[Extracted data entries]
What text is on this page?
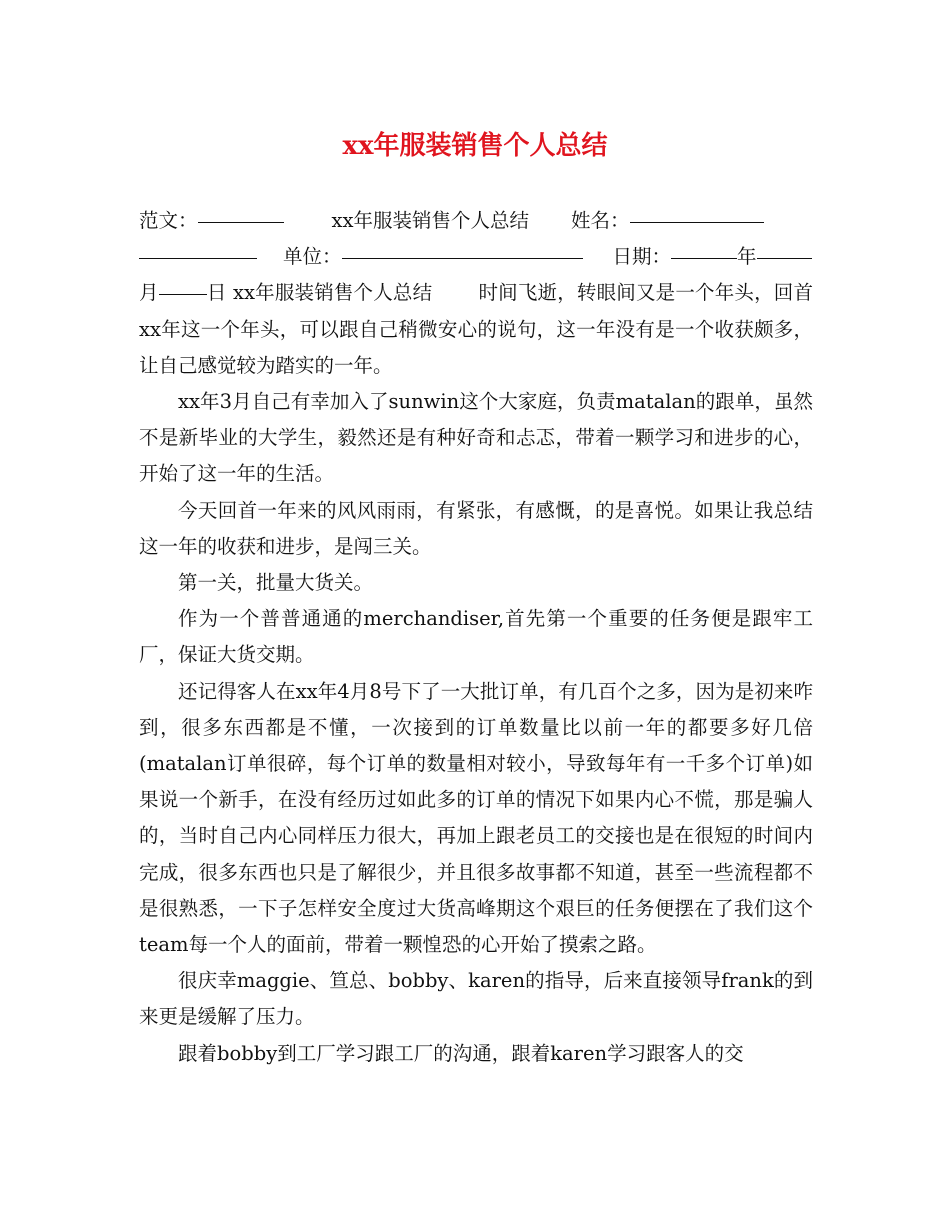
xx年服装销售个人总结

范文：	xx年服装销售个人总结 姓名：
单位：	日期：	年
月 日 xx年服装销售个人总结 时间飞逝，转眼间又是一个年头，回首xx年这一个年头，可以跟自己稍微安心的说句，这一年没有是一个收获颇多，让自己感觉较为踏实的一年。

xx年3月自己有幸加入了sunwin这个大家庭，负责matalan的跟单，虽然不是新毕业的大学生，毅然还是有种好奇和忐忑，带着一颗学习和进步的心，开始了这一年的生活。

今天回首一年来的风风雨雨，有紧张，有感慨，的是喜悦。如果让我总结这一年的收获和进步，是闯三关。

第一关，批量大货关。

作为一个普普通通的merchandiser,首先第一个重要的任务便是跟牢工厂，保证大货交期。

还记得客人在xx年4月8号下了一大批订单，有几百个之多，因为是初来咋到，很多东西都是不懂，一次接到的订单数量比以前一年的都要多好几倍(matalan订单很碎，每个订单的数量相对较小，导致每年有一千多个订单)如果说一个新手，在没有经历过如此多的订单的情况下如果内心不慌，那是骗人的，当时自己内心同样压力很大，再加上跟老员工的交接也是在很短的时间内完成，很多东西也只是了解很少，并且很多故事都不知道，甚至一些流程都不是很熟悉，一下子怎样安全度过大货高峰期这个艰巨的任务便摆在了我们这个team每一个人的面前，带着一颗惶恐的心开始了摸索之路。

很庆幸maggie、笪总、bobby、karen的指导，后来直接领导frank的到来更是缓解了压力。

跟着bobby到工厂学习跟工厂的沟通，跟着karen学习跟客人的交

# WHAT IS NEEDED
The material above must be printed exactly, with its pictures left out.

# SOLUTION TO THIS EXERCISE
What text is on this page?
xx年服装销售个人总结

范文：	xx年服装销售个人总结 姓名：
单位：	日期：	年
月 日 xx年服装销售个人总结 时间飞逝，转眼间又是一个年头，回首xx年这一个年头，可以跟自己稍微安心的说句，这一年没有是一个收获颇多，让自己感觉较为踏实的一年。

xx年3月自己有幸加入了sunwin这个大家庭，负责matalan的跟单，虽然不是新毕业的大学生，毅然还是有种好奇和忐忑，带着一颗学习和进步的心，开始了这一年的生活。

今天回首一年来的风风雨雨，有紧张，有感慨，的是喜悦。如果让我总结这一年的收获和进步，是闯三关。

第一关，批量大货关。

作为一个普普通通的merchandiser,首先第一个重要的任务便是跟牢工厂，保证大货交期。

还记得客人在xx年4月8号下了一大批订单，有几百个之多，因为是初来咋到，很多东西都是不懂，一次接到的订单数量比以前一年的都要多好几倍(matalan订单很碎，每个订单的数量相对较小，导致每年有一千多个订单)如果说一个新手，在没有经历过如此多的订单的情况下如果内心不慌，那是骗人的，当时自己内心同样压力很大，再加上跟老员工的交接也是在很短的时间内完成，很多东西也只是了解很少，并且很多故事都不知道，甚至一些流程都不是很熟悉，一下子怎样安全度过大货高峰期这个艰巨的任务便摆在了我们这个team每一个人的面前，带着一颗惶恐的心开始了摸索之路。

很庆幸maggie、笪总、bobby、karen的指导，后来直接领导frank的到来更是缓解了压力。

跟着bobby到工厂学习跟工厂的沟通，跟着karen学习跟客人的交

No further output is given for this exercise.